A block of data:
[start]

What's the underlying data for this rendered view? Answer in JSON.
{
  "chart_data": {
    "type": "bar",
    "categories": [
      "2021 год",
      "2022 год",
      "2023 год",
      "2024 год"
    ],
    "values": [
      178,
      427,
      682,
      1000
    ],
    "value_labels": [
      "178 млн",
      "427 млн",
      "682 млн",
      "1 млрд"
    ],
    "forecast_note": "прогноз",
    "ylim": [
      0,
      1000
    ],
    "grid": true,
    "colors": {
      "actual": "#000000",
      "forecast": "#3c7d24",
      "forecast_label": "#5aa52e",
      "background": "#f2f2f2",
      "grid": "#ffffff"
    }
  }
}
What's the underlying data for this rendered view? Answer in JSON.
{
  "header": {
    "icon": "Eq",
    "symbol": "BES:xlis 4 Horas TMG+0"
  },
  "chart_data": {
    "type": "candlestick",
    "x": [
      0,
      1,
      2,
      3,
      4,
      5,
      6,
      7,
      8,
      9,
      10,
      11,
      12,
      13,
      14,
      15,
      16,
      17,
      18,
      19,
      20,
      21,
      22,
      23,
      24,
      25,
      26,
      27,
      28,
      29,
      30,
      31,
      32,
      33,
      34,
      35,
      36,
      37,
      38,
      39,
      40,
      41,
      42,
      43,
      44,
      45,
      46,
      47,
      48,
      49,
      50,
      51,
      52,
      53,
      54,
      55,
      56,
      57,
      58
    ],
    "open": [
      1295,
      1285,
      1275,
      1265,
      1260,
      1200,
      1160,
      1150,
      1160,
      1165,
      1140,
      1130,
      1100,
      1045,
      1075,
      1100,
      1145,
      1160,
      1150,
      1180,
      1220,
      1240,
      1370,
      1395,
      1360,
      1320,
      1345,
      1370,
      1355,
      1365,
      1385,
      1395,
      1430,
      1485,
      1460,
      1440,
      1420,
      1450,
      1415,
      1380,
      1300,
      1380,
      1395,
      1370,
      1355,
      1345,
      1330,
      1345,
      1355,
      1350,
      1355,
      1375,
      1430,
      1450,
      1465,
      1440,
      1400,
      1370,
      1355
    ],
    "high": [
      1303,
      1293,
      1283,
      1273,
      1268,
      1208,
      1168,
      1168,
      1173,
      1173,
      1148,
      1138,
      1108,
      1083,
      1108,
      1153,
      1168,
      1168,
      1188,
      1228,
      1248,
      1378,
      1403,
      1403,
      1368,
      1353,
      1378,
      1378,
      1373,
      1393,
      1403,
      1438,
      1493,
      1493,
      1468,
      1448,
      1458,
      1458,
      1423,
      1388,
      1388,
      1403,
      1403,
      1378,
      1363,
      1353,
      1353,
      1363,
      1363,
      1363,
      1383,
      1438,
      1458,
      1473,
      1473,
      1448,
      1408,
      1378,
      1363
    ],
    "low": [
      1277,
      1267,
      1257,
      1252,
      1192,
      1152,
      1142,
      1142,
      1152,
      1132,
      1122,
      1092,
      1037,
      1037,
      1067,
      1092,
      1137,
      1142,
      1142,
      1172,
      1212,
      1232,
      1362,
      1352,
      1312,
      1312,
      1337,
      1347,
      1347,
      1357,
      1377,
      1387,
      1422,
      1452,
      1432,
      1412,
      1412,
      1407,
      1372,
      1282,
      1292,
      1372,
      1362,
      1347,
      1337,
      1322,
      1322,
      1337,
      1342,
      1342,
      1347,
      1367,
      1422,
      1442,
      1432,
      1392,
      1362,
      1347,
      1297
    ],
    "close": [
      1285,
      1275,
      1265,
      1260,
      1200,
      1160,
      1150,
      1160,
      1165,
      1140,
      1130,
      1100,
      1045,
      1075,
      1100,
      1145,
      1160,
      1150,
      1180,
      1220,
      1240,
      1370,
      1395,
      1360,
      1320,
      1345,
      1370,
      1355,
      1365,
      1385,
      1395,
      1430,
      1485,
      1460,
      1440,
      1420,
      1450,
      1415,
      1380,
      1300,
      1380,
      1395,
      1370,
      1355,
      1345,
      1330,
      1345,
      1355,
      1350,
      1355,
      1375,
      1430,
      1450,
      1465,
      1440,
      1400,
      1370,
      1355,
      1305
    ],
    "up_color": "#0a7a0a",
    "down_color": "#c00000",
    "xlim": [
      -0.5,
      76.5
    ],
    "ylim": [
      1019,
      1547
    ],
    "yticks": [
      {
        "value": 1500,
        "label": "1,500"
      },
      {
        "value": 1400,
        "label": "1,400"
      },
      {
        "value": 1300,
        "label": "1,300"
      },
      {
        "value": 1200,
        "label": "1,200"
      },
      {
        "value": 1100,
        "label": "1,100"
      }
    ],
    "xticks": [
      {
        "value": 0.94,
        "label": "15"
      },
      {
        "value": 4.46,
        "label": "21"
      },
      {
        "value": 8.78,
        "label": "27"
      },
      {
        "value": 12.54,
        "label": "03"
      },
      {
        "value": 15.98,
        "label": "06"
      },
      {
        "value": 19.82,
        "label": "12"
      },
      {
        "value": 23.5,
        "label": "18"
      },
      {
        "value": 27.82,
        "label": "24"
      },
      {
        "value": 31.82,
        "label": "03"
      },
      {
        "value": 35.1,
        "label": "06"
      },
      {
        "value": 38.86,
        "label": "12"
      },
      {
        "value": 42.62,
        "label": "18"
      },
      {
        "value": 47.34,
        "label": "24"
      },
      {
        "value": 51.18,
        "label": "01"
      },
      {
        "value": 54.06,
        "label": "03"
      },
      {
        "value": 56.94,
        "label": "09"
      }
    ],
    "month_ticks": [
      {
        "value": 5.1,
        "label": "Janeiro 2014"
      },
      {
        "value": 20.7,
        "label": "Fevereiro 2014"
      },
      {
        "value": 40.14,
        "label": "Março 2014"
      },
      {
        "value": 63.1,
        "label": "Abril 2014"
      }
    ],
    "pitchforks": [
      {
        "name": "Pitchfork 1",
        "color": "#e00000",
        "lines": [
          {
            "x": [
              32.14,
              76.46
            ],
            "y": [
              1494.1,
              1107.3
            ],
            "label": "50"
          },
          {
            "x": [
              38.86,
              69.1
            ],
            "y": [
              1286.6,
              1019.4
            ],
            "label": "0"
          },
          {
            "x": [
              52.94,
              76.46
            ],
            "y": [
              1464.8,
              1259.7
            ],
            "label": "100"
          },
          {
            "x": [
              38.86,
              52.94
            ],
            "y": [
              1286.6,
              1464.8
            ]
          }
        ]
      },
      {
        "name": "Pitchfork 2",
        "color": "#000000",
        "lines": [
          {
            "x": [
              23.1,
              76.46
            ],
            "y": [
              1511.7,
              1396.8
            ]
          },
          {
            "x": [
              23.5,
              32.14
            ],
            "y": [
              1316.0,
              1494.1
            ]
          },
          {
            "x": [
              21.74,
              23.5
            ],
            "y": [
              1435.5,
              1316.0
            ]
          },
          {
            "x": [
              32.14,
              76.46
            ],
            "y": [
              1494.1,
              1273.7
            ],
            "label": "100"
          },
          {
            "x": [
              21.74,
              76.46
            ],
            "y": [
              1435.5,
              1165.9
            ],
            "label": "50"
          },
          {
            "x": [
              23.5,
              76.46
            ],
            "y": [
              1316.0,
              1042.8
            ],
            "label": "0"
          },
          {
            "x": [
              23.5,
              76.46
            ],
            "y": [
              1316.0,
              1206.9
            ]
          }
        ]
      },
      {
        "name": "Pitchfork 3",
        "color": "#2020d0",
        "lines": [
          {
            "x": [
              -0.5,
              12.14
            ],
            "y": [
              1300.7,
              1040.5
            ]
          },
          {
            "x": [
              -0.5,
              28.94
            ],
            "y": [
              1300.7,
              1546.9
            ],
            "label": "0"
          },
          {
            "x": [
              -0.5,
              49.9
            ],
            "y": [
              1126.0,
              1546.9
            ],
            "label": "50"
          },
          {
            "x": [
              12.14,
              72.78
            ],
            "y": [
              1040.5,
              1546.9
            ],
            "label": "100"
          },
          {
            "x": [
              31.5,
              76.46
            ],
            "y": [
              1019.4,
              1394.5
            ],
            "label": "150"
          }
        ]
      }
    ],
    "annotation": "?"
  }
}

[end]

WRITTEN TASK: Return every line above that contains the word "name".

ANSWER TO THE PROBLEM:
        "name": "Pitchfork 1",
        "name": "Pitchfork 2",
        "name": "Pitchfork 3",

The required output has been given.